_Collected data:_
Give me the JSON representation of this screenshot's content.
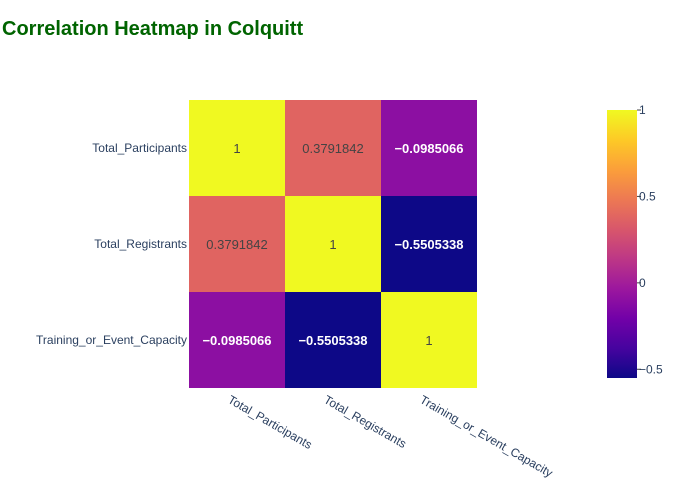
{
  "chart_data": {
    "type": "heatmap",
    "title": "Correlation Heatmap in Colquitt",
    "x": [
      "Total_Participants",
      "Total_Registrants",
      "Training_or_Event_Capacity"
    ],
    "y": [
      "Total_Participants",
      "Total_Registrants",
      "Training_or_Event_Capacity"
    ],
    "z": [
      [
        1,
        0.3791842,
        -0.0985066
      ],
      [
        0.3791842,
        1,
        -0.5505338
      ],
      [
        -0.0985066,
        -0.5505338,
        1
      ]
    ],
    "z_text": [
      [
        "1",
        "0.3791842",
        "−0.0985066"
      ],
      [
        "0.3791842",
        "1",
        "−0.5505338"
      ],
      [
        "−0.0985066",
        "−0.5505338",
        "1"
      ]
    ],
    "colorscale": "plasma",
    "zlim": [
      -0.5505338,
      1
    ],
    "colorbar": {
      "tick_values": [
        1,
        0.5,
        0,
        -0.5
      ],
      "tick_labels": [
        "1",
        "0.5",
        "0",
        "−0.5"
      ]
    }
  }
}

_WHAT YOU NEED TO DO:_ Repeat each entry exactly as it appears; skip any picture.

_COMPLETED TASK:_
Give me the JSON representation of this screenshot's content.
{
  "chart_data": {
    "type": "heatmap",
    "title": "Correlation Heatmap in Colquitt",
    "x": [
      "Total_Participants",
      "Total_Registrants",
      "Training_or_Event_Capacity"
    ],
    "y": [
      "Total_Participants",
      "Total_Registrants",
      "Training_or_Event_Capacity"
    ],
    "z": [
      [
        1,
        0.3791842,
        -0.0985066
      ],
      [
        0.3791842,
        1,
        -0.5505338
      ],
      [
        -0.0985066,
        -0.5505338,
        1
      ]
    ],
    "z_text": [
      [
        "1",
        "0.3791842",
        "−0.0985066"
      ],
      [
        "0.3791842",
        "1",
        "−0.5505338"
      ],
      [
        "−0.0985066",
        "−0.5505338",
        "1"
      ]
    ],
    "colorscale": "plasma",
    "zlim": [
      -0.5505338,
      1
    ],
    "colorbar": {
      "tick_values": [
        1,
        0.5,
        0,
        -0.5
      ],
      "tick_labels": [
        "1",
        "0.5",
        "0",
        "−0.5"
      ]
    }
  }
}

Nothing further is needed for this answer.